# THE EXERCISE
Print every line of the listing exactly, please.

--- Start SUPPLIED RECORDS ---

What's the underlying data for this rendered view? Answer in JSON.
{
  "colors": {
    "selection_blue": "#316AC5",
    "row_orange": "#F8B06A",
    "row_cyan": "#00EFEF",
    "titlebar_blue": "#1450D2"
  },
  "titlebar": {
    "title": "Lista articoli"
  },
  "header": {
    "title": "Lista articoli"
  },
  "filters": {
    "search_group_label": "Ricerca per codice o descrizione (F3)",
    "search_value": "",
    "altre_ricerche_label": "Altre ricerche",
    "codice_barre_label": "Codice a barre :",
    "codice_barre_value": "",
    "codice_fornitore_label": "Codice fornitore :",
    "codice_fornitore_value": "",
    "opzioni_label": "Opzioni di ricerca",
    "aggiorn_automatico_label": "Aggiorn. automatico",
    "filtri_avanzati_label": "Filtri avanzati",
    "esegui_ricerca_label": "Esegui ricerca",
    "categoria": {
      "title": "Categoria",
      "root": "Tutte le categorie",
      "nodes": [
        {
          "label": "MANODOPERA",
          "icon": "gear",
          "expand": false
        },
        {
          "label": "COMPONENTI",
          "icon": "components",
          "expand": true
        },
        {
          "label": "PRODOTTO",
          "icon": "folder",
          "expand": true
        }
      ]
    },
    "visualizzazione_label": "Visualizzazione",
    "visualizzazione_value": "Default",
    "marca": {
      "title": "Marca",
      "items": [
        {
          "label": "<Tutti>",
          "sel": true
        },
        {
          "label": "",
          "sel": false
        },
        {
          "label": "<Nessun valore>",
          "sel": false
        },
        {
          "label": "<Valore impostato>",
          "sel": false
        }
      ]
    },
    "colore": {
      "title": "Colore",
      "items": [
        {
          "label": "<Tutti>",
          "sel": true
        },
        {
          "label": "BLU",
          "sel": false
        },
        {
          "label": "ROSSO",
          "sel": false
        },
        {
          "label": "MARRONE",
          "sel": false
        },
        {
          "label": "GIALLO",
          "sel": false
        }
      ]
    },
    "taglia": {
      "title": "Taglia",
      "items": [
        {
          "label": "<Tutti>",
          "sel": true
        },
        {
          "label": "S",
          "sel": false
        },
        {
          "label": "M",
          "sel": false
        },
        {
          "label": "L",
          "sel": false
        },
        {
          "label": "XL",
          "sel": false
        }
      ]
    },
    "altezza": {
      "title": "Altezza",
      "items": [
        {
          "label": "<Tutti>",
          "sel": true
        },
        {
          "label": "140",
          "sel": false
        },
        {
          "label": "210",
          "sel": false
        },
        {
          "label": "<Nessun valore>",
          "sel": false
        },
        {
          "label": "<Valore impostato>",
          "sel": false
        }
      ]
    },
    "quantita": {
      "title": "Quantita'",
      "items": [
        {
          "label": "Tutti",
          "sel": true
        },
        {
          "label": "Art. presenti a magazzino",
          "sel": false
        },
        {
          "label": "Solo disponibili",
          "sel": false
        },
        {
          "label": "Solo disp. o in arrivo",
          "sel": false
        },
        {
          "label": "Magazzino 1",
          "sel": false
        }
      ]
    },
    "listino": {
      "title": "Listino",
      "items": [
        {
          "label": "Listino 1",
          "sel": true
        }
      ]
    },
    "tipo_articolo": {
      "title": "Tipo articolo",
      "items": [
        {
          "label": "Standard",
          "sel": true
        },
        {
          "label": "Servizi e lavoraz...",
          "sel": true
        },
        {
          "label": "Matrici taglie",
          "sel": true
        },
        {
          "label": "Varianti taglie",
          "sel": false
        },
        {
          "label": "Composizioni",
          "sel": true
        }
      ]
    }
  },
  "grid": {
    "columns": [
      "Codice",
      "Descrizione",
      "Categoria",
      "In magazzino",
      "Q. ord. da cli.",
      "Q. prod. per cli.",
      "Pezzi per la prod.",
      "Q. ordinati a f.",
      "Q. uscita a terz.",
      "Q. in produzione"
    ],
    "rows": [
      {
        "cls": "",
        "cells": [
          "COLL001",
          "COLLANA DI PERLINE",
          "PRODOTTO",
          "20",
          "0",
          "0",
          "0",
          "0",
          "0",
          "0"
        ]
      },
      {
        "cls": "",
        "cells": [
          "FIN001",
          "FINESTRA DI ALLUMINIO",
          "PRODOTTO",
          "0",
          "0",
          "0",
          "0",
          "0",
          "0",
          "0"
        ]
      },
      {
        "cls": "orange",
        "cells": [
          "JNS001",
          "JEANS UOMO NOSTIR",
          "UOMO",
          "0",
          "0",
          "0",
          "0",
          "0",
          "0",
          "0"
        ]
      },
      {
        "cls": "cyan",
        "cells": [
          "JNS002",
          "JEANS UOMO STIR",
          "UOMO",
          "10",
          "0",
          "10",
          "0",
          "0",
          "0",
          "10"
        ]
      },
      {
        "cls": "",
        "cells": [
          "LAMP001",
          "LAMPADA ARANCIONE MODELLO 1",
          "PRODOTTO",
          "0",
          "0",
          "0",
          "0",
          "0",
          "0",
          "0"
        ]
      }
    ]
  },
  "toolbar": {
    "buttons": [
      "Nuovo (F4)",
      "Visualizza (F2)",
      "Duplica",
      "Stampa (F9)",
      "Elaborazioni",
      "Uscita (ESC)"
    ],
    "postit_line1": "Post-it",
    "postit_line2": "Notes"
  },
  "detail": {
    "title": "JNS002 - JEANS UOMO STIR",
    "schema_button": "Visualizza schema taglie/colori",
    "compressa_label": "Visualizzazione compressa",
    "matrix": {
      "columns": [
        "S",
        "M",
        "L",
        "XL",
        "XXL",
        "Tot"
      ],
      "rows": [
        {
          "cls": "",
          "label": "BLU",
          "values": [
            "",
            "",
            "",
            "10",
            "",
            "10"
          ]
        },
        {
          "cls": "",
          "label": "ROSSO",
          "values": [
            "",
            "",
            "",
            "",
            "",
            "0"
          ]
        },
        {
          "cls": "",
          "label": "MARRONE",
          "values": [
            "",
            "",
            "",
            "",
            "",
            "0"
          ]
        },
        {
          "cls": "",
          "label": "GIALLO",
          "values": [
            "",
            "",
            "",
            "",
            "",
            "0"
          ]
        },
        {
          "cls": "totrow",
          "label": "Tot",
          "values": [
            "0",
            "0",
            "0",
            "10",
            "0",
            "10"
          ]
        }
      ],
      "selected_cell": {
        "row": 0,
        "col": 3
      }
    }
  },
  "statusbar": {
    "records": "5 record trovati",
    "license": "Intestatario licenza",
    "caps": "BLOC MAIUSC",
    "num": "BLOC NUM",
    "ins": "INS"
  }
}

--- End SUPPLIED RECORDS ---

# THE RESPONSE
What's the underlying data for this rendered view? Answer in JSON.
{
  "colors": {
    "selection_blue": "#316AC5",
    "row_orange": "#F8B06A",
    "row_cyan": "#00EFEF",
    "titlebar_blue": "#1450D2"
  },
  "titlebar": {
    "title": "Lista articoli"
  },
  "header": {
    "title": "Lista articoli"
  },
  "filters": {
    "search_group_label": "Ricerca per codice o descrizione (F3)",
    "search_value": "",
    "altre_ricerche_label": "Altre ricerche",
    "codice_barre_label": "Codice a barre :",
    "codice_barre_value": "",
    "codice_fornitore_label": "Codice fornitore :",
    "codice_fornitore_value": "",
    "opzioni_label": "Opzioni di ricerca",
    "aggiorn_automatico_label": "Aggiorn. automatico",
    "filtri_avanzati_label": "Filtri avanzati",
    "esegui_ricerca_label": "Esegui ricerca",
    "categoria": {
      "title": "Categoria",
      "root": "Tutte le categorie",
      "nodes": [
        {
          "label": "MANODOPERA",
          "icon": "gear",
          "expand": false
        },
        {
          "label": "COMPONENTI",
          "icon": "components",
          "expand": true
        },
        {
          "label": "PRODOTTO",
          "icon": "folder",
          "expand": true
        }
      ]
    },
    "visualizzazione_label": "Visualizzazione",
    "visualizzazione_value": "Default",
    "marca": {
      "title": "Marca",
      "items": [
        {
          "label": "<Tutti>",
          "sel": true
        },
        {
          "label": "",
          "sel": false
        },
        {
          "label": "<Nessun valore>",
          "sel": false
        },
        {
          "label": "<Valore impostato>",
          "sel": false
        }
      ]
    },
    "colore": {
      "title": "Colore",
      "items": [
        {
          "label": "<Tutti>",
          "sel": true
        },
        {
          "label": "BLU",
          "sel": false
        },
        {
          "label": "ROSSO",
          "sel": false
        },
        {
          "label": "MARRONE",
          "sel": false
        },
        {
          "label": "GIALLO",
          "sel": false
        }
      ]
    },
    "taglia": {
      "title": "Taglia",
      "items": [
        {
          "label": "<Tutti>",
          "sel": true
        },
        {
          "label": "S",
          "sel": false
        },
        {
          "label": "M",
          "sel": false
        },
        {
          "label": "L",
          "sel": false
        },
        {
          "label": "XL",
          "sel": false
        }
      ]
    },
    "altezza": {
      "title": "Altezza",
      "items": [
        {
          "label": "<Tutti>",
          "sel": true
        },
        {
          "label": "140",
          "sel": false
        },
        {
          "label": "210",
          "sel": false
        },
        {
          "label": "<Nessun valore>",
          "sel": false
        },
        {
          "label": "<Valore impostato>",
          "sel": false
        }
      ]
    },
    "quantita": {
      "title": "Quantita'",
      "items": [
        {
          "label": "Tutti",
          "sel": true
        },
        {
          "label": "Art. presenti a magazzino",
          "sel": false
        },
        {
          "label": "Solo disponibili",
          "sel": false
        },
        {
          "label": "Solo disp. o in arrivo",
          "sel": false
        },
        {
          "label": "Magazzino 1",
          "sel": false
        }
      ]
    },
    "listino": {
      "title": "Listino",
      "items": [
        {
          "label": "Listino 1",
          "sel": true
        }
      ]
    },
    "tipo_articolo": {
      "title": "Tipo articolo",
      "items": [
        {
          "label": "Standard",
          "sel": true
        },
        {
          "label": "Servizi e lavoraz...",
          "sel": true
        },
        {
          "label": "Matrici taglie",
          "sel": true
        },
        {
          "label": "Varianti taglie",
          "sel": false
        },
        {
          "label": "Composizioni",
          "sel": true
        }
      ]
    }
  },
  "grid": {
    "columns": [
      "Codice",
      "Descrizione",
      "Categoria",
      "In magazzino",
      "Q. ord. da cli.",
      "Q. prod. per cli.",
      "Pezzi per la prod.",
      "Q. ordinati a f.",
      "Q. uscita a terz.",
      "Q. in produzione"
    ],
    "rows": [
      {
        "cls": "",
        "cells": [
          "COLL001",
          "COLLANA DI PERLINE",
          "PRODOTTO",
          "20",
          "0",
          "0",
          "0",
          "0",
          "0",
          "0"
        ]
      },
      {
        "cls": "",
        "cells": [
          "FIN001",
          "FINESTRA DI ALLUMINIO",
          "PRODOTTO",
          "0",
          "0",
          "0",
          "0",
          "0",
          "0",
          "0"
        ]
      },
      {
        "cls": "orange",
        "cells": [
          "JNS001",
          "JEANS UOMO NOSTIR",
          "UOMO",
          "0",
          "0",
          "0",
          "0",
          "0",
          "0",
          "0"
        ]
      },
      {
        "cls": "cyan",
        "cells": [
          "JNS002",
          "JEANS UOMO STIR",
          "UOMO",
          "10",
          "0",
          "10",
          "0",
          "0",
          "0",
          "10"
        ]
      },
      {
        "cls": "",
        "cells": [
          "LAMP001",
          "LAMPADA ARANCIONE MODELLO 1",
          "PRODOTTO",
          "0",
          "0",
          "0",
          "0",
          "0",
          "0",
          "0"
        ]
      }
    ]
  },
  "toolbar": {
    "buttons": [
      "Nuovo (F4)",
      "Visualizza (F2)",
      "Duplica",
      "Stampa (F9)",
      "Elaborazioni",
      "Uscita (ESC)"
    ],
    "postit_line1": "Post-it",
    "postit_line2": "Notes"
  },
  "detail": {
    "title": "JNS002 - JEANS UOMO STIR",
    "schema_button": "Visualizza schema taglie/colori",
    "compressa_label": "Visualizzazione compressa",
    "matrix": {
      "columns": [
        "S",
        "M",
        "L",
        "XL",
        "XXL",
        "Tot"
      ],
      "rows": [
        {
          "cls": "",
          "label": "BLU",
          "values": [
            "",
            "",
            "",
            "10",
            "",
            "10"
          ]
        },
        {
          "cls": "",
          "label": "ROSSO",
          "values": [
            "",
            "",
            "",
            "",
            "",
            "0"
          ]
        },
        {
          "cls": "",
          "label": "MARRONE",
          "values": [
            "",
            "",
            "",
            "",
            "",
            "0"
          ]
        },
        {
          "cls": "",
          "label": "GIALLO",
          "values": [
            "",
            "",
            "",
            "",
            "",
            "0"
          ]
        },
        {
          "cls": "totrow",
          "label": "Tot",
          "values": [
            "0",
            "0",
            "0",
            "10",
            "0",
            "10"
          ]
        }
      ],
      "selected_cell": {
        "row": 0,
        "col": 3
      }
    }
  },
  "statusbar": {
    "records": "5 record trovati",
    "license": "Intestatario licenza",
    "caps": "BLOC MAIUSC",
    "num": "BLOC NUM",
    "ins": "INS"
  }
}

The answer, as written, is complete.